_GIVEN EXERCISE:_ Tally each line where the word "исследования" occurs, then give only the total.

_DATASET RECORDS:_

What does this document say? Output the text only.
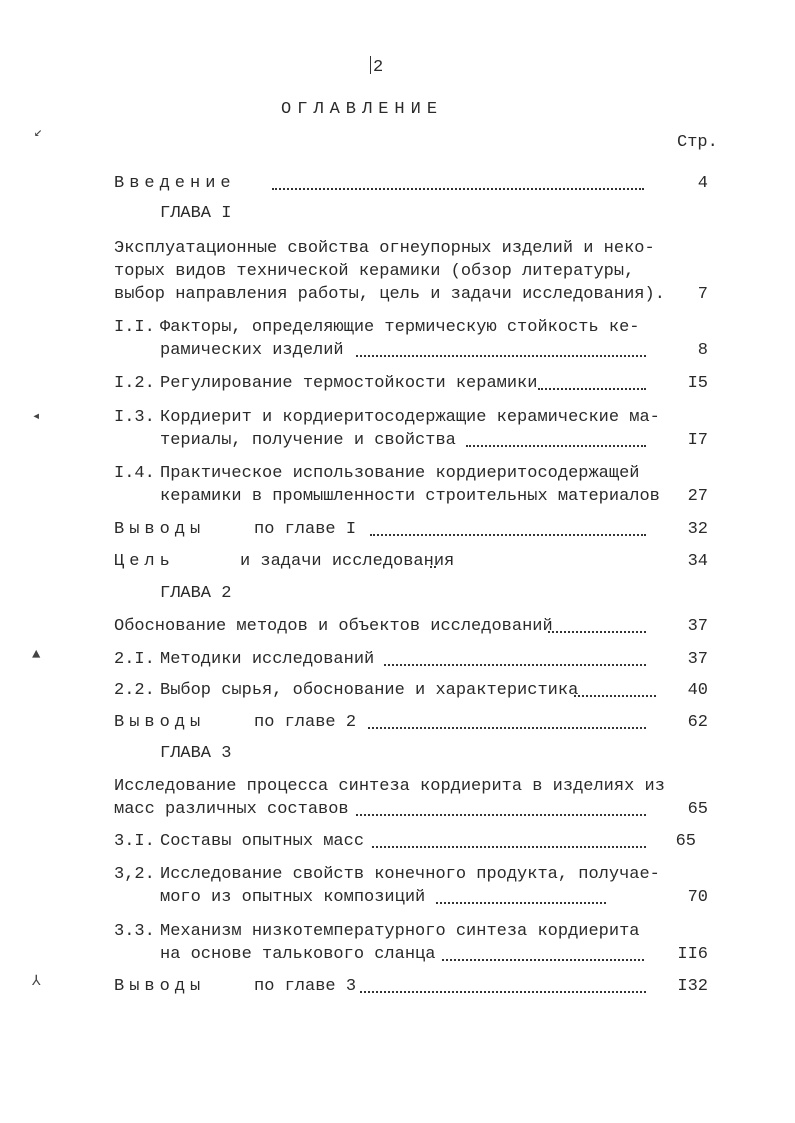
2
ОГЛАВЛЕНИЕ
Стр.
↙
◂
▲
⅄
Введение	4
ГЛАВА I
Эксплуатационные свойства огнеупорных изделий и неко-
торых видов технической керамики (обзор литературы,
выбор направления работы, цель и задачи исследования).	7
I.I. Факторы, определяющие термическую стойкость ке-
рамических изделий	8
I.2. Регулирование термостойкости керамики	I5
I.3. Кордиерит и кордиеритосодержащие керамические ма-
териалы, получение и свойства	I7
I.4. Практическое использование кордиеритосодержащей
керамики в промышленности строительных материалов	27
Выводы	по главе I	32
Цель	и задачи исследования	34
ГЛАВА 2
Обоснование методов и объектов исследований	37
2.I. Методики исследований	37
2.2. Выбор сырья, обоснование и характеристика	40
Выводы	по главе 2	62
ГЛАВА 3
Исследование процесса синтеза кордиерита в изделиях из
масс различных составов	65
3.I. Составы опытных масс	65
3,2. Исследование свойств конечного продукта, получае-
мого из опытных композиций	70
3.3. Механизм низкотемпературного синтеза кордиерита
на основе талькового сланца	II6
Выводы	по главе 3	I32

_RESULT:_ 2